Dataset excerpts ::
+++++

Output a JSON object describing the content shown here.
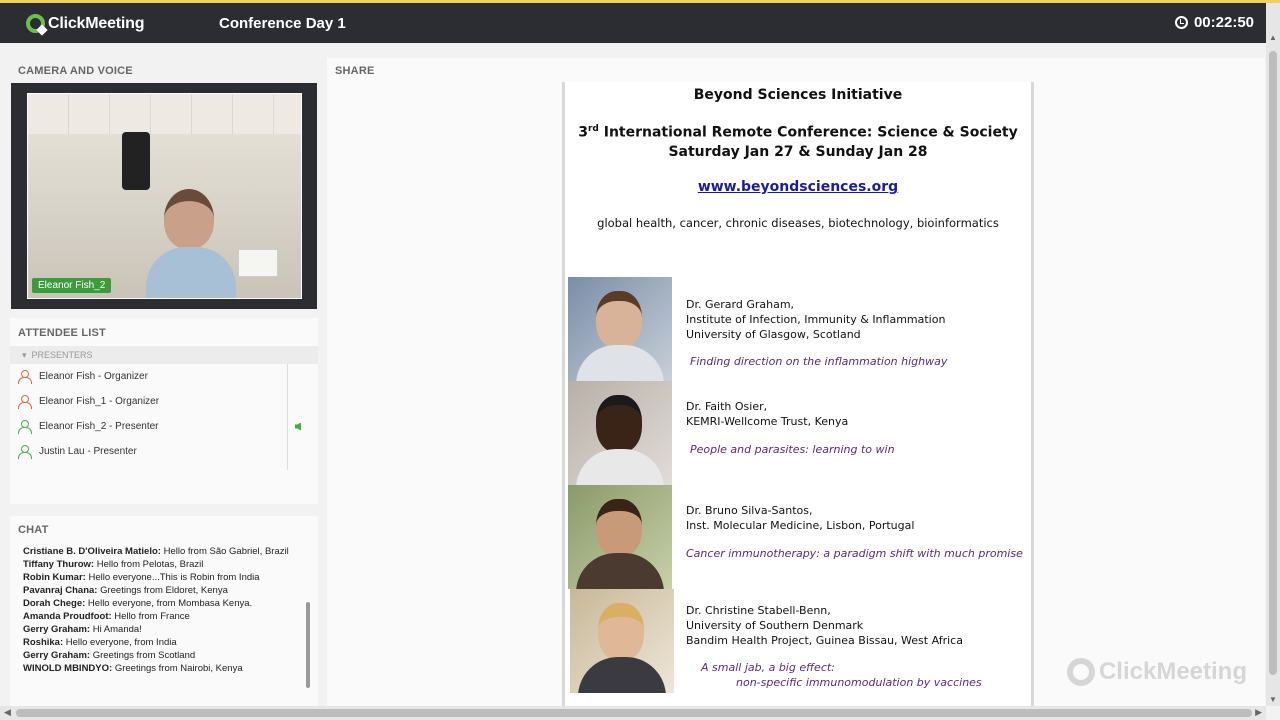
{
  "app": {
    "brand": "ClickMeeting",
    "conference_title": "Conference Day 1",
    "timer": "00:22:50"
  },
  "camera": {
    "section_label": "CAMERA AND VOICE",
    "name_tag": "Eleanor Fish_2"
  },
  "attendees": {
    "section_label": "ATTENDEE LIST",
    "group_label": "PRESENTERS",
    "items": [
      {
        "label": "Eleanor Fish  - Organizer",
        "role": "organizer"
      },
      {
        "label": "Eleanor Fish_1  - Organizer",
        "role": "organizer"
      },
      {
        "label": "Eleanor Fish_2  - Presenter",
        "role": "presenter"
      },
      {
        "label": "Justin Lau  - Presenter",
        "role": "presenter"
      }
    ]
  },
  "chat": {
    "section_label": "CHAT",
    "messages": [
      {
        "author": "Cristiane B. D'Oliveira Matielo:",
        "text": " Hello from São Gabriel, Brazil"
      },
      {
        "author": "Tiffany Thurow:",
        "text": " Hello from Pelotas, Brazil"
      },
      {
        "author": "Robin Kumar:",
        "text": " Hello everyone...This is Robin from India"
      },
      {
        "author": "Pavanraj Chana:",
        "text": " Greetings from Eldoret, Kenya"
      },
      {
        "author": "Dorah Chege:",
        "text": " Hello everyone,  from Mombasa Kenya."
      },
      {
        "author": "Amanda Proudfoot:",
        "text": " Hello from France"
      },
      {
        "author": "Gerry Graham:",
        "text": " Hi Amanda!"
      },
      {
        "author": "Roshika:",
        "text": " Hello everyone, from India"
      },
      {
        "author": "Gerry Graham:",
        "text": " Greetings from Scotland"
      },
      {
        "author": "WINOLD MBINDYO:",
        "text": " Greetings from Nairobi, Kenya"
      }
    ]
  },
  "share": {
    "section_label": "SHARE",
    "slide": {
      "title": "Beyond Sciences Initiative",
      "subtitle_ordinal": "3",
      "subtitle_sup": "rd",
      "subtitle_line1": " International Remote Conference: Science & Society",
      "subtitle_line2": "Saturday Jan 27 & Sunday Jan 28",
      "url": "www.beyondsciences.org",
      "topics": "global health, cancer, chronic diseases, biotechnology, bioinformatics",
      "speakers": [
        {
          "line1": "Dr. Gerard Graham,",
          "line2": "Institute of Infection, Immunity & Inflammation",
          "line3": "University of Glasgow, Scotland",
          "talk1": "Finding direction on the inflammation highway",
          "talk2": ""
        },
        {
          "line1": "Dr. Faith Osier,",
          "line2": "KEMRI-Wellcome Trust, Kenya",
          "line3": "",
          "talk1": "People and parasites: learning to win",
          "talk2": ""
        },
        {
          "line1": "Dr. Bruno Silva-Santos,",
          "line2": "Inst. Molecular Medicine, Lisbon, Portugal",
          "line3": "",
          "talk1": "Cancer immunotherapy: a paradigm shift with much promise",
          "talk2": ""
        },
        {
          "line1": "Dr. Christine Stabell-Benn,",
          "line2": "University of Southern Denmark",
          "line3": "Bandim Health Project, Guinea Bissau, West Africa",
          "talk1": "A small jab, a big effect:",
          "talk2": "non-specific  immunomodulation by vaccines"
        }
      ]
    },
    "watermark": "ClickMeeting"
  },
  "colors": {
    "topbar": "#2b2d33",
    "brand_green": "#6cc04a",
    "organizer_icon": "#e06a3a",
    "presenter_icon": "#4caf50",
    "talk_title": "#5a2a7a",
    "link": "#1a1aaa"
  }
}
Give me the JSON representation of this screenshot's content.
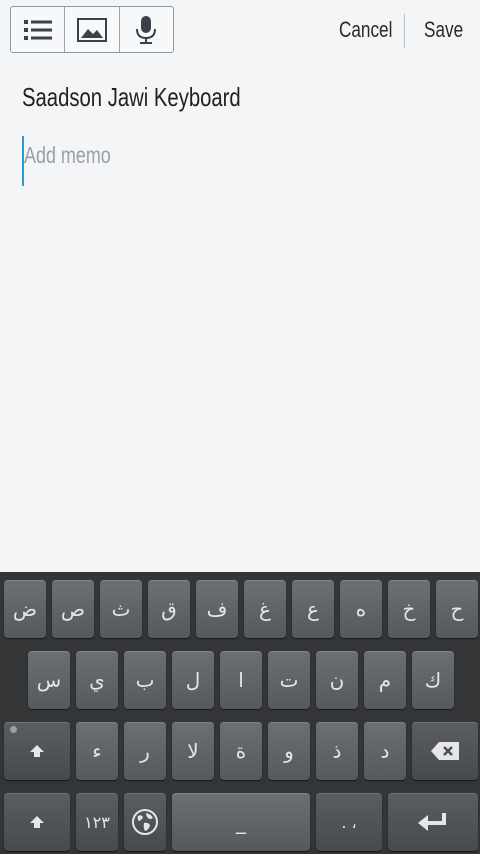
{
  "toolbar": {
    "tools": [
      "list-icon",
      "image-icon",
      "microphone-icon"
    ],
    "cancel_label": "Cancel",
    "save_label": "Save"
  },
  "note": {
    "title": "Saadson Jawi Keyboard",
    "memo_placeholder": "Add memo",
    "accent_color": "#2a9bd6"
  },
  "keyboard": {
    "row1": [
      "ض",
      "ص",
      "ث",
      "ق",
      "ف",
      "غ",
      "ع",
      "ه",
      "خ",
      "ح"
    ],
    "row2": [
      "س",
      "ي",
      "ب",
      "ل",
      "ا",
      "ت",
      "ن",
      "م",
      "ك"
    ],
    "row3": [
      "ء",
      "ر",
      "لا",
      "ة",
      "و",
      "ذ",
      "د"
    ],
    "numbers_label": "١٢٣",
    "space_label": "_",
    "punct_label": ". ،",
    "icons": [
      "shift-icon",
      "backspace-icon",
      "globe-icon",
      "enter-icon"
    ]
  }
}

+++++

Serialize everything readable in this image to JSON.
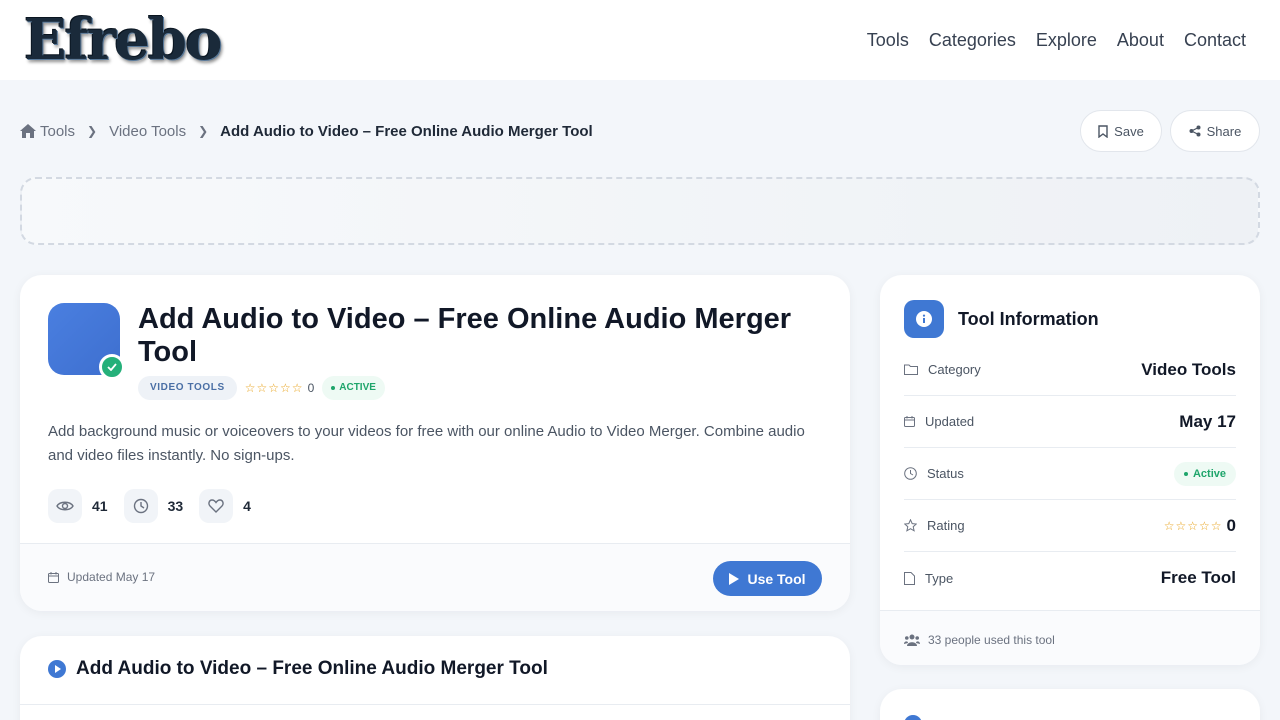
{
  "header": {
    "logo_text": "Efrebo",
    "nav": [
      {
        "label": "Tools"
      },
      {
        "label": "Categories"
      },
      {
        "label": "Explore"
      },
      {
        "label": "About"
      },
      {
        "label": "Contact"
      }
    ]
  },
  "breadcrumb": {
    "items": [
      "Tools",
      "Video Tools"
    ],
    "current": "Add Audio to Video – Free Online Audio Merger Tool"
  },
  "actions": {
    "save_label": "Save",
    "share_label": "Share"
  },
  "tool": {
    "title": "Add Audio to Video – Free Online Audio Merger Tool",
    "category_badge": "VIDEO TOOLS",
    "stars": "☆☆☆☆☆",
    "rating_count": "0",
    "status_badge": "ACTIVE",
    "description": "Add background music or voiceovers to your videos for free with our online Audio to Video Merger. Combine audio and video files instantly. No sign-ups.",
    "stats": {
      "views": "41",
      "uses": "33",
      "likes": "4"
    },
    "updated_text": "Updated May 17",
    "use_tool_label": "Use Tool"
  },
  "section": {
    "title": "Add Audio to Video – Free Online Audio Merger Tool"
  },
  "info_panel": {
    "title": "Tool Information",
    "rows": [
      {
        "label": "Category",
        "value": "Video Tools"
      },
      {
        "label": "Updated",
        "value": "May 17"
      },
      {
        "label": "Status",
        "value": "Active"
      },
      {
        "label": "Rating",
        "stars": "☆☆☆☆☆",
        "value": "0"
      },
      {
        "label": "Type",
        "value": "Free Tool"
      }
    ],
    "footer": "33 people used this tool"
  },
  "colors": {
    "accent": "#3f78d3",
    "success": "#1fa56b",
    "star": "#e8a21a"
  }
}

+++++

Your task :: Filter the records above for "from" and copy every matching line.

Response to this task ::
        "text": " Hello from São Gabriel, Brazil"
        "text": " Hello from Pelotas, Brazil"
        "text": " Hello everyone...This is Robin from India"
        "text": " Greetings from Eldoret, Kenya"
        "text": " Hello everyone,  from Mombasa Kenya."
        "text": " Hello from France"
        "text": " Hello everyone, from India"
        "text": " Greetings from Scotland"
        "text": " Greetings from Nairobi, Kenya"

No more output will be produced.